## Task
Reproduce the lines from the one containing "data-point bbox=[1818, 514, 1834, 530]" up to and including the one containing "y-tick-label: 25 bbox=[232, 87, 269, 121]", switching each occurrence of "y-tick-label" to "y-axis-tick" and leaving everything else unchanged.

(Extracted data entries)
☆ ☆ ☆ ☆ ☆ ☆ ☆

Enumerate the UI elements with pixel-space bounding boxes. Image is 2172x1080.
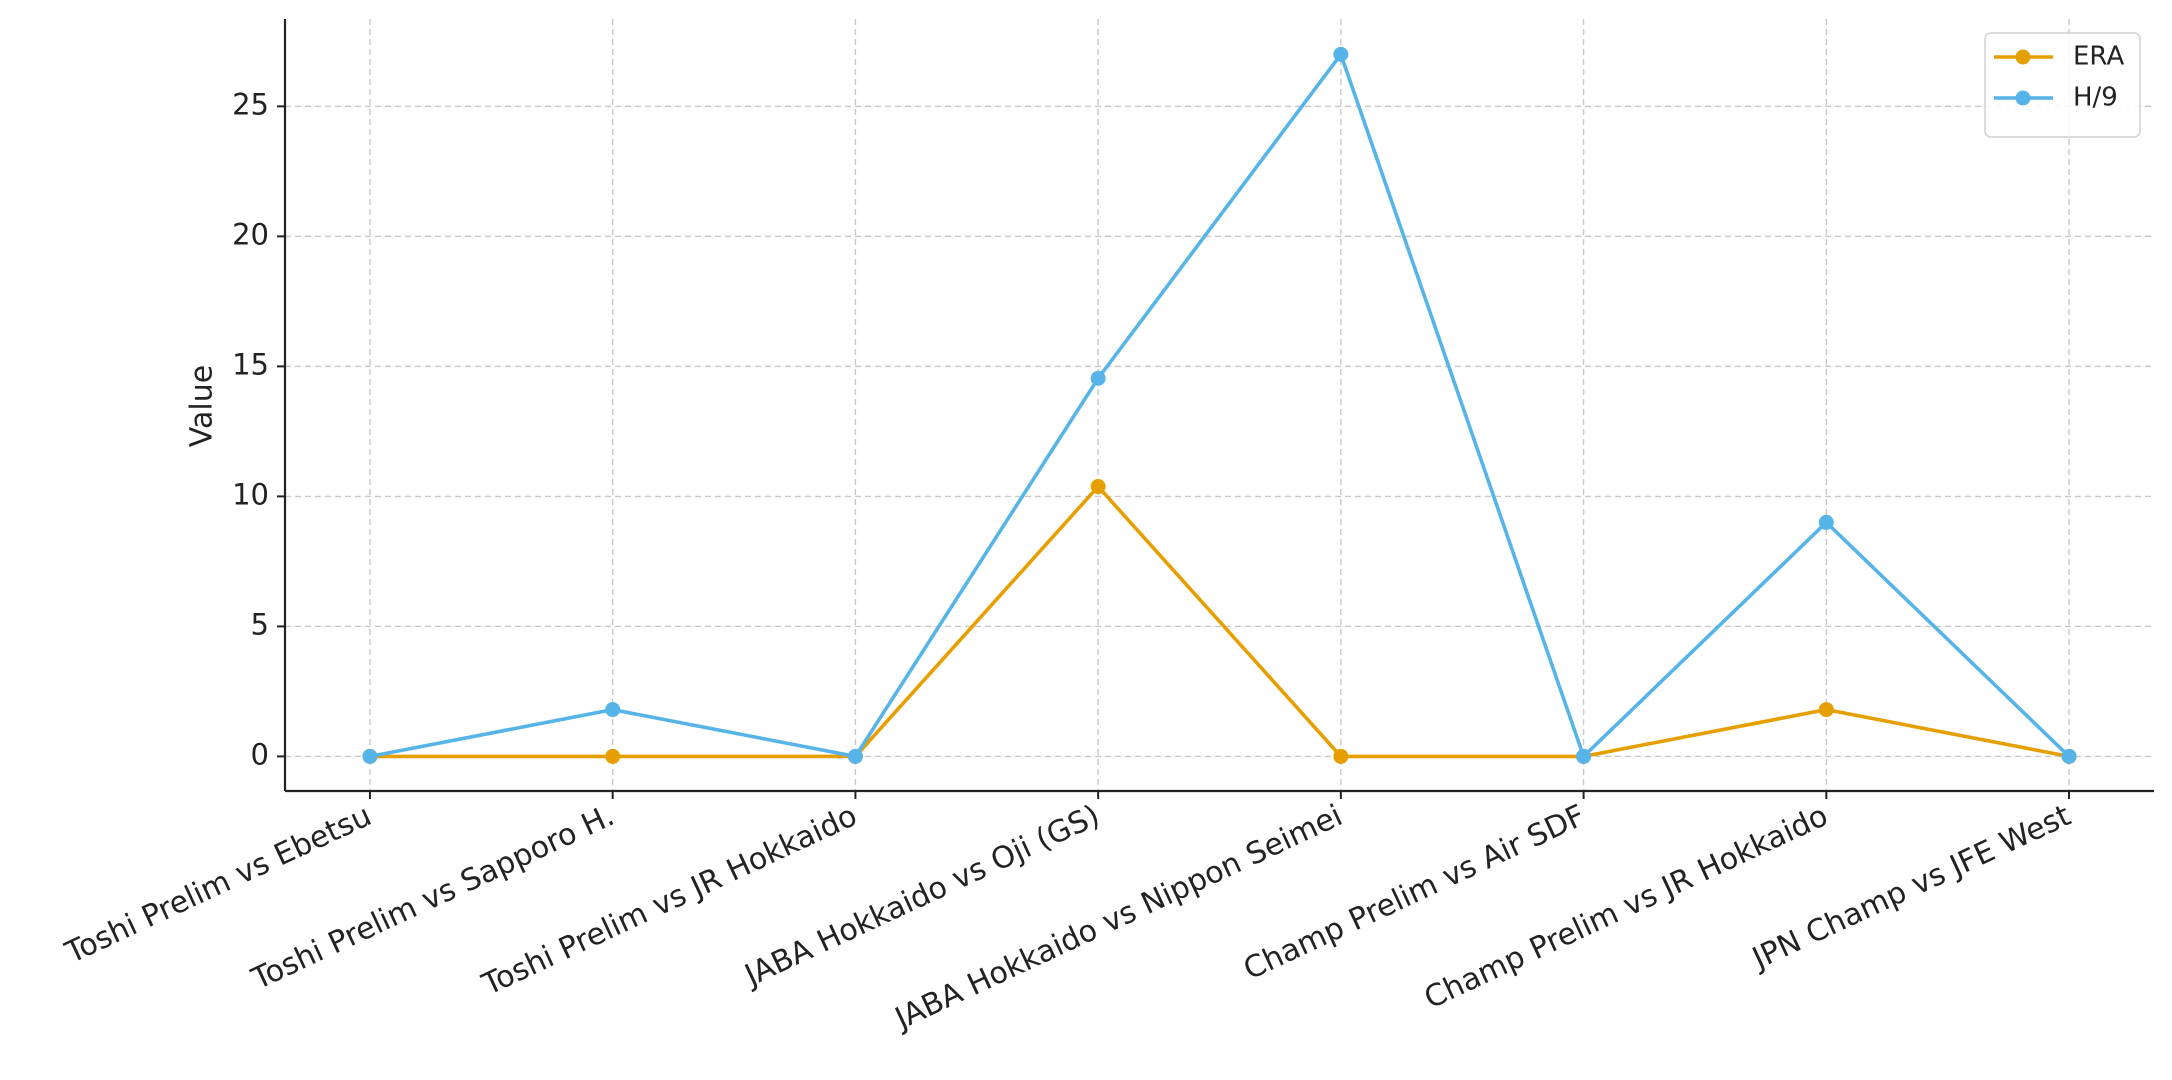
data-point bbox=[1818, 514, 1834, 530]
data-point bbox=[1576, 748, 1592, 764]
data-point bbox=[1090, 479, 1106, 495]
y-tick-label: 15 bbox=[232, 347, 269, 381]
y-tick-label: 20 bbox=[232, 217, 269, 251]
data-point bbox=[605, 748, 621, 764]
data-point bbox=[1090, 370, 1106, 386]
data-point bbox=[605, 702, 621, 718]
data-point bbox=[362, 748, 378, 764]
x-tick-label: Toshi Prelim vs JR Hokkaido bbox=[476, 798, 862, 1003]
y-tick-label: 0 bbox=[251, 737, 269, 771]
data-point bbox=[1333, 748, 1349, 764]
y-tick-label: 10 bbox=[232, 477, 269, 511]
data-point bbox=[2061, 748, 2077, 764]
series-line bbox=[369, 50, 2071, 760]
legend-marker bbox=[2015, 90, 2031, 106]
x-tick-label: JABA Hokkaido vs Nippon Seimei bbox=[888, 798, 1348, 1037]
y-axis-label: Value bbox=[185, 365, 220, 447]
x-tick-label: Champ Prelim vs JR Hokkaido bbox=[1419, 798, 1833, 1016]
data-point bbox=[847, 748, 863, 764]
legend-label: ERA bbox=[2073, 42, 2124, 72]
data-point bbox=[1818, 702, 1834, 718]
legend-label: H/9 bbox=[2073, 83, 2118, 113]
y-tick-label: 25 bbox=[232, 87, 269, 121]
series-line bbox=[369, 483, 2070, 759]
data-point bbox=[1333, 46, 1349, 62]
legend-marker bbox=[2015, 49, 2031, 65]
y-tick-label: 5 bbox=[251, 607, 269, 641]
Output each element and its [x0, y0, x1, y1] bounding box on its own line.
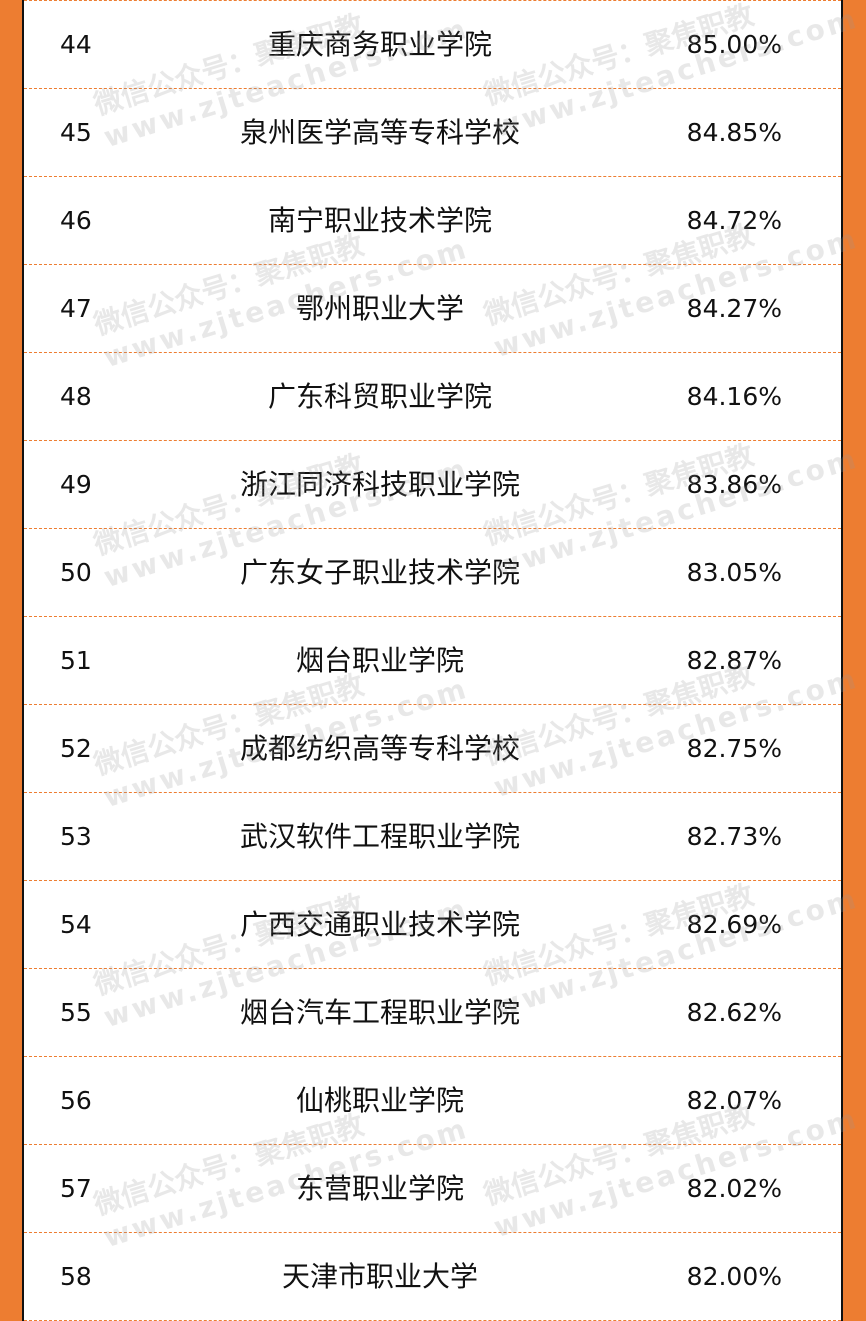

☆ ☆ ☆ ☆ ☆ ☆ ☆

## Output of the task
data-point bbox=[1818, 514, 1834, 530]
data-point bbox=[1576, 748, 1592, 764]
data-point bbox=[1090, 479, 1106, 495]
y-axis-tick: 15 bbox=[232, 347, 269, 381]
y-axis-tick: 20 bbox=[232, 217, 269, 251]
data-point bbox=[605, 748, 621, 764]
data-point bbox=[1090, 370, 1106, 386]
data-point bbox=[605, 702, 621, 718]
data-point bbox=[362, 748, 378, 764]
x-tick-label: Toshi Prelim vs JR Hokkaido bbox=[476, 798, 862, 1003]
y-axis-tick: 0 bbox=[251, 737, 269, 771]
data-point bbox=[1333, 748, 1349, 764]
y-axis-tick: 10 bbox=[232, 477, 269, 511]
data-point bbox=[2061, 748, 2077, 764]
series-line bbox=[369, 50, 2071, 760]
legend-marker bbox=[2015, 90, 2031, 106]
x-tick-label: JABA Hokkaido vs Nippon Seimei bbox=[888, 798, 1348, 1037]
y-axis-label: Value bbox=[185, 365, 220, 447]
x-tick-label: Champ Prelim vs JR Hokkaido bbox=[1419, 798, 1833, 1016]
data-point bbox=[847, 748, 863, 764]
legend-label: ERA bbox=[2073, 42, 2124, 72]
data-point bbox=[1818, 702, 1834, 718]
legend-label: H/9 bbox=[2073, 83, 2118, 113]
y-axis-tick: 25 bbox=[232, 87, 269, 121]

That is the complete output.